Stored items
────────────────────

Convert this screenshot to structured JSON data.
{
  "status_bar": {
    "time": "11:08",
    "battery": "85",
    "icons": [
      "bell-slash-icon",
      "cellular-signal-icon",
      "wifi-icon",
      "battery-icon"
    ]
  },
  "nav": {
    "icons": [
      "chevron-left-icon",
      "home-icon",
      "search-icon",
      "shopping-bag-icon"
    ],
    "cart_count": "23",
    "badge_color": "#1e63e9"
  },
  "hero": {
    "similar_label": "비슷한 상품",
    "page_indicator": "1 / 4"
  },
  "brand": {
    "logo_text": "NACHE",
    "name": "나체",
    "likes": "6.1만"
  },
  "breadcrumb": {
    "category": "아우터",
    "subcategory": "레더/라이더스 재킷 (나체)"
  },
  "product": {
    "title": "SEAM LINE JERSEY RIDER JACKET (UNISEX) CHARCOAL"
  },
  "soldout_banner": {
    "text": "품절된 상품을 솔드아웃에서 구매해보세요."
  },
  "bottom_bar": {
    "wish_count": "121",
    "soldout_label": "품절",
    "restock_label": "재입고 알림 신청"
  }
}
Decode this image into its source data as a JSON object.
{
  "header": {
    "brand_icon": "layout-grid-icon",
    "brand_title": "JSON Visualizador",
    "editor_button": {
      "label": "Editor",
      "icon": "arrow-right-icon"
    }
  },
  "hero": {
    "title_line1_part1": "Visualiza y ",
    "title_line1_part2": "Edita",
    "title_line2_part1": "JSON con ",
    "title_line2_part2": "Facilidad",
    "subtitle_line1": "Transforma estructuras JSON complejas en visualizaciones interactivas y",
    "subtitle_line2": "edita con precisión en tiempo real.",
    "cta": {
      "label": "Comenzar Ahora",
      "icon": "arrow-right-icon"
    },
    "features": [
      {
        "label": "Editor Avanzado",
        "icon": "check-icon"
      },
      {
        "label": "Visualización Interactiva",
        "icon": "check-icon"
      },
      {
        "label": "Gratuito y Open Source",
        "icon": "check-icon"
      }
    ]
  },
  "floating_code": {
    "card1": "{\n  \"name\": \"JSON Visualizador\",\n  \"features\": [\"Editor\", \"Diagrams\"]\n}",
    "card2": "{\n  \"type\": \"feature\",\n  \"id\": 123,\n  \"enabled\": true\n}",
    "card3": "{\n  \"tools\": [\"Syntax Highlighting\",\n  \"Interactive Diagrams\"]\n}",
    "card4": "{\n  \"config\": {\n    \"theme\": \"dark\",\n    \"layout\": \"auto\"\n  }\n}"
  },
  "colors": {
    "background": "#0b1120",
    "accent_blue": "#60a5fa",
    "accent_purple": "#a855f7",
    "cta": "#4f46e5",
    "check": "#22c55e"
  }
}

────────────────────

__REQUIRED TASK__
Write out the whole listing again, exactly as it stands.

__OUTPUT OF THE TASK__
Convert this screenshot to structured JSON data.
{
  "status_bar": {
    "time": "11:08",
    "battery": "85",
    "icons": [
      "bell-slash-icon",
      "cellular-signal-icon",
      "wifi-icon",
      "battery-icon"
    ]
  },
  "nav": {
    "icons": [
      "chevron-left-icon",
      "home-icon",
      "search-icon",
      "shopping-bag-icon"
    ],
    "cart_count": "23",
    "badge_color": "#1e63e9"
  },
  "hero": {
    "similar_label": "비슷한 상품",
    "page_indicator": "1 / 4"
  },
  "brand": {
    "logo_text": "NACHE",
    "name": "나체",
    "likes": "6.1만"
  },
  "breadcrumb": {
    "category": "아우터",
    "subcategory": "레더/라이더스 재킷 (나체)"
  },
  "product": {
    "title": "SEAM LINE JERSEY RIDER JACKET (UNISEX) CHARCOAL"
  },
  "soldout_banner": {
    "text": "품절된 상품을 솔드아웃에서 구매해보세요."
  },
  "bottom_bar": {
    "wish_count": "121",
    "soldout_label": "품절",
    "restock_label": "재입고 알림 신청"
  }
}
Decode this image into its source data as a JSON object.
{
  "header": {
    "brand_icon": "layout-grid-icon",
    "brand_title": "JSON Visualizador",
    "editor_button": {
      "label": "Editor",
      "icon": "arrow-right-icon"
    }
  },
  "hero": {
    "title_line1_part1": "Visualiza y ",
    "title_line1_part2": "Edita",
    "title_line2_part1": "JSON con ",
    "title_line2_part2": "Facilidad",
    "subtitle_line1": "Transforma estructuras JSON complejas en visualizaciones interactivas y",
    "subtitle_line2": "edita con precisión en tiempo real.",
    "cta": {
      "label": "Comenzar Ahora",
      "icon": "arrow-right-icon"
    },
    "features": [
      {
        "label": "Editor Avanzado",
        "icon": "check-icon"
      },
      {
        "label": "Visualización Interactiva",
        "icon": "check-icon"
      },
      {
        "label": "Gratuito y Open Source",
        "icon": "check-icon"
      }
    ]
  },
  "floating_code": {
    "card1": "{\n  \"name\": \"JSON Visualizador\",\n  \"features\": [\"Editor\", \"Diagrams\"]\n}",
    "card2": "{\n  \"type\": \"feature\",\n  \"id\": 123,\n  \"enabled\": true\n}",
    "card3": "{\n  \"tools\": [\"Syntax Highlighting\",\n  \"Interactive Diagrams\"]\n}",
    "card4": "{\n  \"config\": {\n    \"theme\": \"dark\",\n    \"layout\": \"auto\"\n  }\n}"
  },
  "colors": {
    "background": "#0b1120",
    "accent_blue": "#60a5fa",
    "accent_purple": "#a855f7",
    "cta": "#4f46e5",
    "check": "#22c55e"
  }
}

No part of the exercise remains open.